PROBLEM TO SOLVE =>
Transcribe the records that follow in their entirety, omitting any pictures.

RECORDS TO PROCESS =>
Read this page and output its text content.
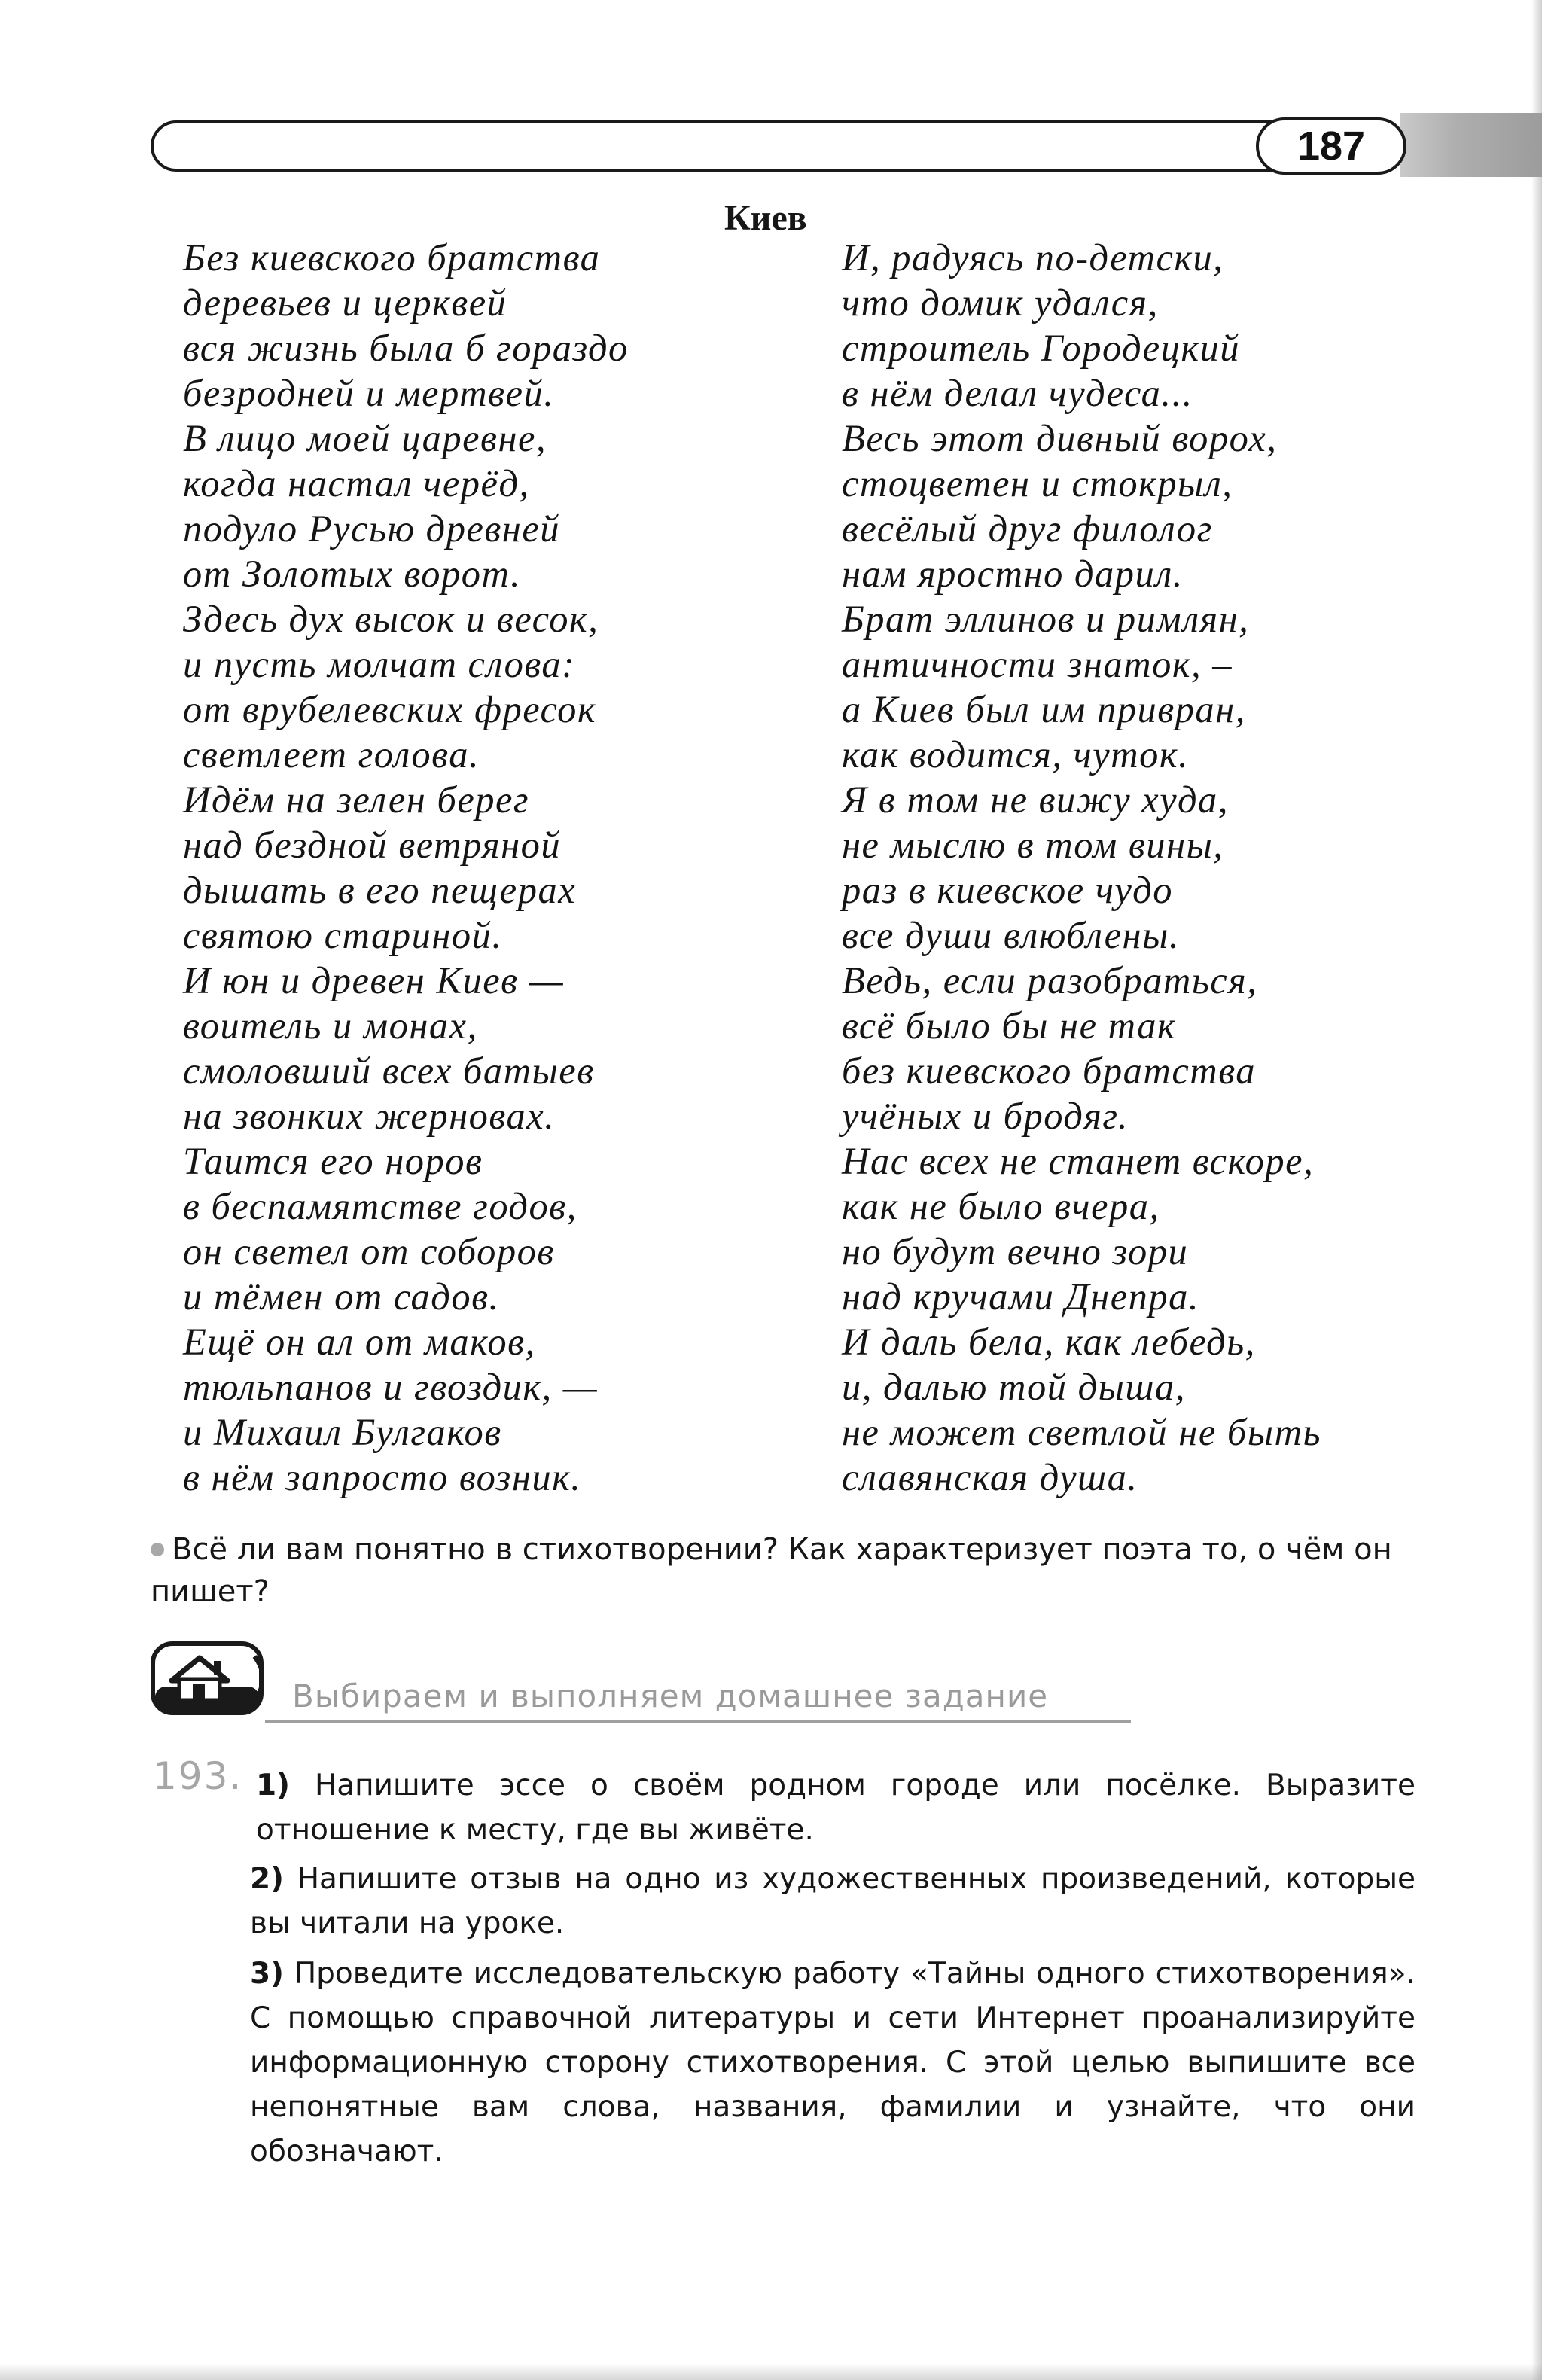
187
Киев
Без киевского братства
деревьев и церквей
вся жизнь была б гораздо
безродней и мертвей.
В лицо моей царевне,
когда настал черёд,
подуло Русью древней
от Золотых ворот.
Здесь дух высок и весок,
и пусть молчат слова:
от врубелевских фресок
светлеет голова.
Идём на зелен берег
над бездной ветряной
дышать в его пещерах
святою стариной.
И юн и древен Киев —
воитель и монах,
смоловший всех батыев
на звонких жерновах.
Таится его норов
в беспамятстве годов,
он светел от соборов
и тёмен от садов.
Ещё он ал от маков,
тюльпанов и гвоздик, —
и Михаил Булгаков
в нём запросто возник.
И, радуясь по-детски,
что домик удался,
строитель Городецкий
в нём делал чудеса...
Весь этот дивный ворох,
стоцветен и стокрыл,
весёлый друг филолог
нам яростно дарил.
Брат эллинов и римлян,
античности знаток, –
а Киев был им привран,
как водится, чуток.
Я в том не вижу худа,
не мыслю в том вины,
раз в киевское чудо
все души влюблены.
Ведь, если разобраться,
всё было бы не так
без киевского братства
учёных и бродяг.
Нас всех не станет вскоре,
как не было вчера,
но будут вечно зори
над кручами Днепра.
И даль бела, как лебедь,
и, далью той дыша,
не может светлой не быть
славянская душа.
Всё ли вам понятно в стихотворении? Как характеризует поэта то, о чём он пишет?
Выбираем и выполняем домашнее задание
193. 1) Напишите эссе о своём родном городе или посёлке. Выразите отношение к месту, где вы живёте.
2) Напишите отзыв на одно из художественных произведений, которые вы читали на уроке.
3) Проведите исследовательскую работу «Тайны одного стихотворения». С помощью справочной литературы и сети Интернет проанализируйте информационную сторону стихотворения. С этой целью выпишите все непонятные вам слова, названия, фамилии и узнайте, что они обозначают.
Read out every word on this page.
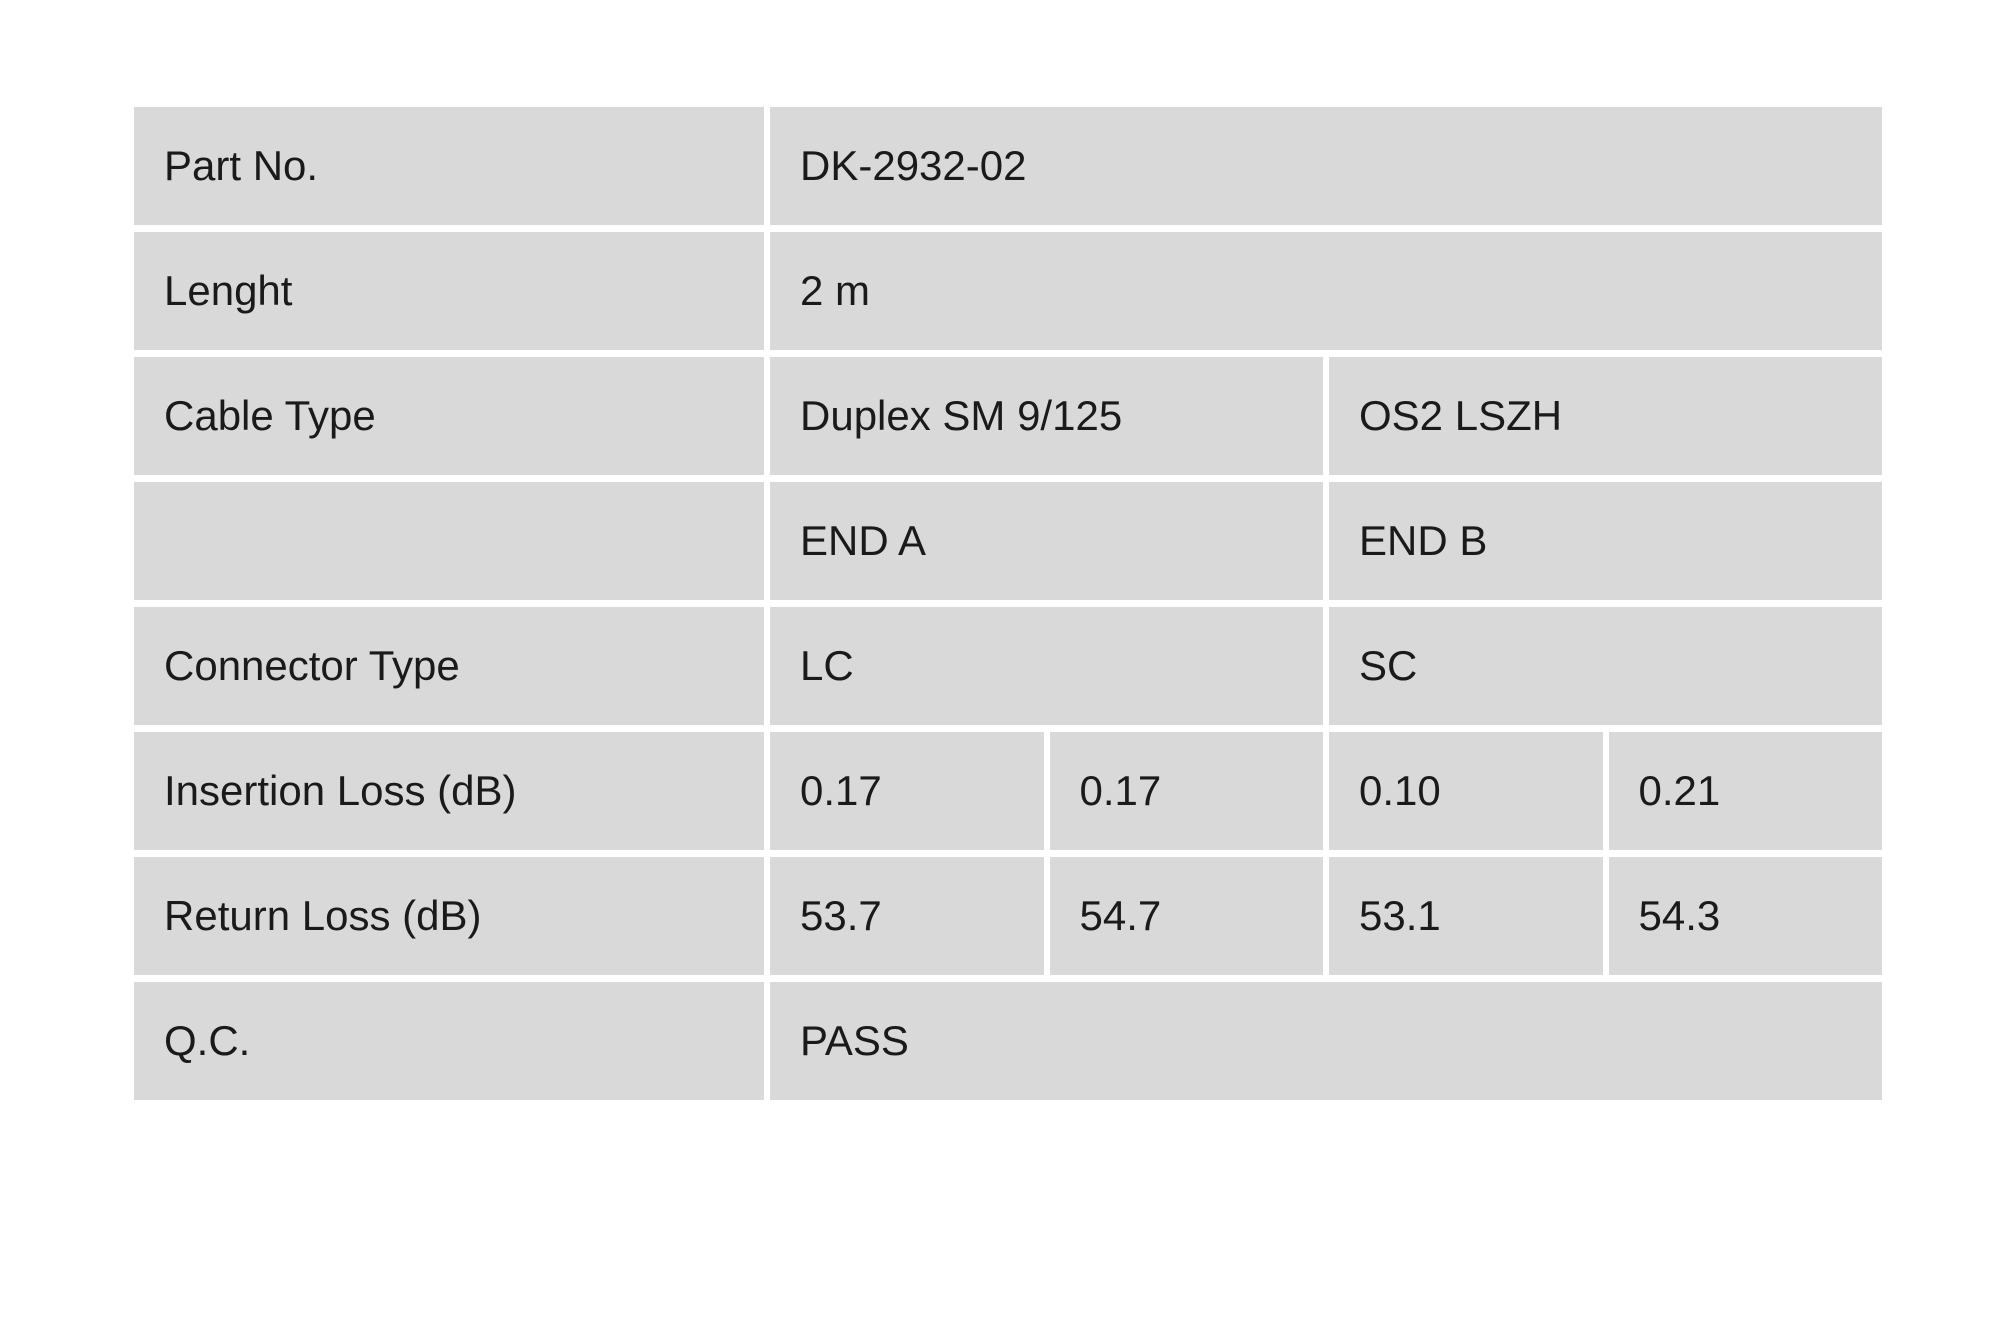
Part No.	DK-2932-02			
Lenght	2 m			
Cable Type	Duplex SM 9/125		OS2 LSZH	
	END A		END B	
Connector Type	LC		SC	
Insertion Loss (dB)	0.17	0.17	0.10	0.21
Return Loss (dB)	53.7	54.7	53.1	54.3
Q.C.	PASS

REPLY =>
Read this page and output its text content.
187
Киев
Без киевского братства
деревьев и церквей
вся жизнь была б гораздо
безродней и мертвей.
В лицо моей царевне,
когда настал черёд,
подуло Русью древней
от Золотых ворот.
Здесь дух высок и весок,
и пусть молчат слова:
от врубелевских фресок
светлеет голова.
Идём на зелен берег
над бездной ветряной
дышать в его пещерах
святою стариной.
И юн и древен Киев —
воитель и монах,
смоловший всех батыев
на звонких жерновах.
Таится его норов
в беспамятстве годов,
он светел от соборов
и тёмен от садов.
Ещё он ал от маков,
тюльпанов и гвоздик, —
и Михаил Булгаков
в нём запросто возник.
И, радуясь по-детски,
что домик удался,
строитель Городецкий
в нём делал чудеса...
Весь этот дивный ворох,
стоцветен и стокрыл,
весёлый друг филолог
нам яростно дарил.
Брат эллинов и римлян,
античности знаток, –
а Киев был им привран,
как водится, чуток.
Я в том не вижу худа,
не мыслю в том вины,
раз в киевское чудо
все души влюблены.
Ведь, если разобраться,
всё было бы не так
без киевского братства
учёных и бродяг.
Нас всех не станет вскоре,
как не было вчера,
но будут вечно зори
над кручами Днепра.
И даль бела, как лебедь,
и, далью той дыша,
не может светлой не быть
славянская душа.
Всё ли вам понятно в стихотворении? Как характеризует поэта то, о чём он пишет?
Выбираем и выполняем домашнее задание
193. 1) Напишите эссе о своём родном городе или посёлке. Выразите отношение к месту, где вы живёте.
2) Напишите отзыв на одно из художественных произведений, которые вы читали на уроке.
3) Проведите исследовательскую работу «Тайны одного стихотворения». С помощью справочной литературы и сети Интернет проанализируйте информационную сторону стихотворения. С этой целью выпишите все непонятные вам слова, названия, фамилии и узнайте, что они обозначают.
Read out every word on this page.
Part No.	DK-2932-02			
Lenght	2 m			
Cable Type	Duplex SM 9/125		OS2 LSZH	
	END A		END B	
Connector Type	LC		SC	
Insertion Loss (dB)	0.17	0.17	0.10	0.21
Return Loss (dB)	53.7	54.7	53.1	54.3
Q.C.	PASS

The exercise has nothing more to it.